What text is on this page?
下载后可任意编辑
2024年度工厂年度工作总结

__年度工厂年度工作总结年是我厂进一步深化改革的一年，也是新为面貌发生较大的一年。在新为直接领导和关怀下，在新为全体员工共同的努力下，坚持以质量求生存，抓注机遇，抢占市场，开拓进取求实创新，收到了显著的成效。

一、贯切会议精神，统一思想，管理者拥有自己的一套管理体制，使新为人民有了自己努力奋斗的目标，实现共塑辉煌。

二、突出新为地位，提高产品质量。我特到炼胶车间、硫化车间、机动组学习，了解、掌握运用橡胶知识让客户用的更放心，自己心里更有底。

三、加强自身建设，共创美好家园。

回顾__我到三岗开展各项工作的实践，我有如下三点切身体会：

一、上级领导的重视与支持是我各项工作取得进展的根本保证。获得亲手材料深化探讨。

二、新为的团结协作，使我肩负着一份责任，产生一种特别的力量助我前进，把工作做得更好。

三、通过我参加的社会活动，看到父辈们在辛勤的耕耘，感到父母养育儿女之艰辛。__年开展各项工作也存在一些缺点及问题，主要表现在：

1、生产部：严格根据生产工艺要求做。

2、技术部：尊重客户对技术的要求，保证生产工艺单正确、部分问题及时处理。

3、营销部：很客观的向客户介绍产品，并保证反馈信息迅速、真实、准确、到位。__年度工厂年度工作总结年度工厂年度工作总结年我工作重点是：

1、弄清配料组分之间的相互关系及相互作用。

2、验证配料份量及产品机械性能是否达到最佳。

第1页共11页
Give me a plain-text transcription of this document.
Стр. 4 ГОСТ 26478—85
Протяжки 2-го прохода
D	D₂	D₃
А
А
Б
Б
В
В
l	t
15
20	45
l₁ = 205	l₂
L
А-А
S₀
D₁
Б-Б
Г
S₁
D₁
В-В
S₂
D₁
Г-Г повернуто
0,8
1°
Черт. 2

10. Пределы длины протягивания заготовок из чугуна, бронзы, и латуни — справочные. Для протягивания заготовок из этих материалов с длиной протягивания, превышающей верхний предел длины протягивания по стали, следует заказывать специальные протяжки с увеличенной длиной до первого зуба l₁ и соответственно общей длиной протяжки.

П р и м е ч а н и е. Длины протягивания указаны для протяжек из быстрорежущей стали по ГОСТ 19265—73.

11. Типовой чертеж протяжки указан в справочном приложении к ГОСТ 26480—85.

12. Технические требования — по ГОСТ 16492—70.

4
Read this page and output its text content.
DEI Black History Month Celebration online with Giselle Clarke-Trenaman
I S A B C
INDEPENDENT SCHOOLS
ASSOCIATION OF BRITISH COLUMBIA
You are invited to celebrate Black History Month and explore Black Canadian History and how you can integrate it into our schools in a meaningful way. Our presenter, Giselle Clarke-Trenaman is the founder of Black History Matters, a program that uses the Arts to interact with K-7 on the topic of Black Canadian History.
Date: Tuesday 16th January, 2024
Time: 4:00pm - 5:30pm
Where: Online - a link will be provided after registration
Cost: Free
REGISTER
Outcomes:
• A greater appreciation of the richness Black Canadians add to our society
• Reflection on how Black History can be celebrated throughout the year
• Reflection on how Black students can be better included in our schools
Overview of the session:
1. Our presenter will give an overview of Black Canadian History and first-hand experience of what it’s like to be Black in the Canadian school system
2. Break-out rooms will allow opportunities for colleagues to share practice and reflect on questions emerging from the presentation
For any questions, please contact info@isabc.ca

--- --- ---

*Problem description*. Output the listing above word for word.

*Output of the exercise*.
What text is on this page?
下载后可任意编辑
2024年度工厂年度工作总结

__年度工厂年度工作总结年是我厂进一步深化改革的一年，也是新为面貌发生较大的一年。在新为直接领导和关怀下，在新为全体员工共同的努力下，坚持以质量求生存，抓注机遇，抢占市场，开拓进取求实创新，收到了显著的成效。

一、贯切会议精神，统一思想，管理者拥有自己的一套管理体制，使新为人民有了自己努力奋斗的目标，实现共塑辉煌。

二、突出新为地位，提高产品质量。我特到炼胶车间、硫化车间、机动组学习，了解、掌握运用橡胶知识让客户用的更放心，自己心里更有底。

三、加强自身建设，共创美好家园。

回顾__我到三岗开展各项工作的实践，我有如下三点切身体会：

一、上级领导的重视与支持是我各项工作取得进展的根本保证。获得亲手材料深化探讨。

二、新为的团结协作，使我肩负着一份责任，产生一种特别的力量助我前进，把工作做得更好。

三、通过我参加的社会活动，看到父辈们在辛勤的耕耘，感到父母养育儿女之艰辛。__年开展各项工作也存在一些缺点及问题，主要表现在：

1、生产部：严格根据生产工艺要求做。

2、技术部：尊重客户对技术的要求，保证生产工艺单正确、部分问题及时处理。

3、营销部：很客观的向客户介绍产品，并保证反馈信息迅速、真实、准确、到位。__年度工厂年度工作总结年度工厂年度工作总结年我工作重点是：

1、弄清配料组分之间的相互关系及相互作用。

2、验证配料份量及产品机械性能是否达到最佳。

第1页共11页
Give me a plain-text transcription of this document.
Стр. 4 ГОСТ 26478—85
Протяжки 2-го прохода
D	D₂	D₃
А
А
Б
Б
В
В
l	t
15
20	45
l₁ = 205	l₂
L
А-А
S₀
D₁
Б-Б
Г
S₁
D₁
В-В
S₂
D₁
Г-Г повернуто
0,8
1°
Черт. 2

10. Пределы длины протягивания заготовок из чугуна, бронзы, и латуни — справочные. Для протягивания заготовок из этих материалов с длиной протягивания, превышающей верхний предел длины протягивания по стали, следует заказывать специальные протяжки с увеличенной длиной до первого зуба l₁ и соответственно общей длиной протяжки.

П р и м е ч а н и е. Длины протягивания указаны для протяжек из быстрорежущей стали по ГОСТ 19265—73.

11. Типовой чертеж протяжки указан в справочном приложении к ГОСТ 26480—85.

12. Технические требования — по ГОСТ 16492—70.

4
Read this page and output its text content.
DEI Black History Month Celebration online with Giselle Clarke-Trenaman
I S A B C
INDEPENDENT SCHOOLS
ASSOCIATION OF BRITISH COLUMBIA
You are invited to celebrate Black History Month and explore Black Canadian History and how you can integrate it into our schools in a meaningful way. Our presenter, Giselle Clarke-Trenaman is the founder of Black History Matters, a program that uses the Arts to interact with K-7 on the topic of Black Canadian History.
Date: Tuesday 16th January, 2024
Time: 4:00pm - 5:30pm
Where: Online - a link will be provided after registration
Cost: Free
REGISTER
Outcomes:
• A greater appreciation of the richness Black Canadians add to our society
• Reflection on how Black History can be celebrated throughout the year
• Reflection on how Black students can be better included in our schools
Overview of the session:
1. Our presenter will give an overview of Black Canadian History and first-hand experience of what it’s like to be Black in the Canadian school system
2. Break-out rooms will allow opportunities for colleagues to share practice and reflect on questions emerging from the presentation
For any questions, please contact info@isabc.ca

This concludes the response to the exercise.